<<<<
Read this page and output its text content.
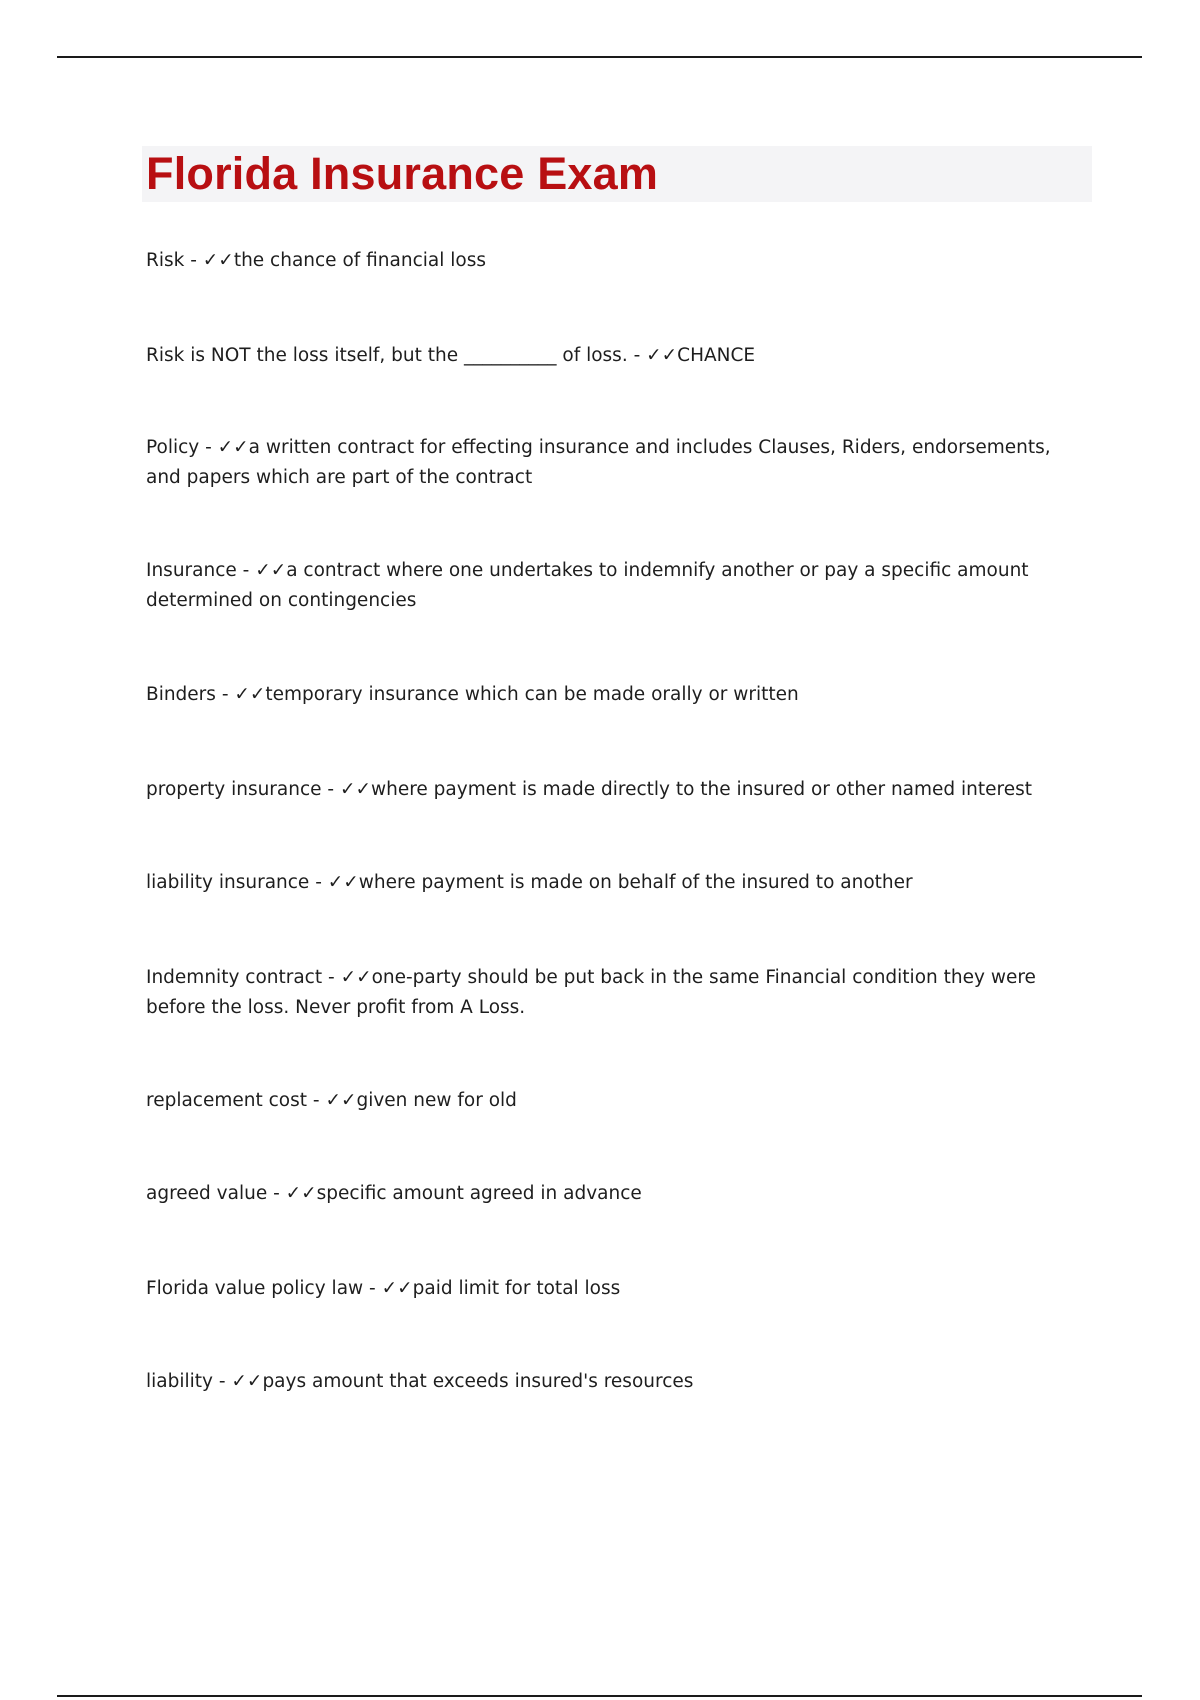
Florida Insurance Exam

Risk - ✓✓the chance of financial loss

Risk is NOT the loss itself, but the __________ of loss. - ✓✓CHANCE

Policy - ✓✓a written contract for effecting insurance and includes Clauses, Riders, endorsements, and papers which are part of the contract

Insurance - ✓✓a contract where one undertakes to indemnify another or pay a specific amount determined on contingencies

Binders - ✓✓temporary insurance which can be made orally or written

property insurance - ✓✓where payment is made directly to the insured or other named interest

liability insurance - ✓✓where payment is made on behalf of the insured to another

Indemnity contract - ✓✓one-party should be put back in the same Financial condition they were before the loss. Never profit from A Loss.

replacement cost - ✓✓given new for old

agreed value - ✓✓specific amount agreed in advance

Florida value policy law - ✓✓paid limit for total loss

liability - ✓✓pays amount that exceeds insured's resources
>>>>
What you should do: Repeat the data exactly, without the pictures.

Finished answer:
Read this page and output its text content.
Florida Insurance Exam

Risk - ✓✓the chance of financial loss

Risk is NOT the loss itself, but the __________ of loss. - ✓✓CHANCE

Policy - ✓✓a written contract for effecting insurance and includes Clauses, Riders, endorsements, and papers which are part of the contract

Insurance - ✓✓a contract where one undertakes to indemnify another or pay a specific amount determined on contingencies

Binders - ✓✓temporary insurance which can be made orally or written

property insurance - ✓✓where payment is made directly to the insured or other named interest

liability insurance - ✓✓where payment is made on behalf of the insured to another

Indemnity contract - ✓✓one-party should be put back in the same Financial condition they were before the loss. Never profit from A Loss.

replacement cost - ✓✓given new for old

agreed value - ✓✓specific amount agreed in advance

Florida value policy law - ✓✓paid limit for total loss

liability - ✓✓pays amount that exceeds insured's resources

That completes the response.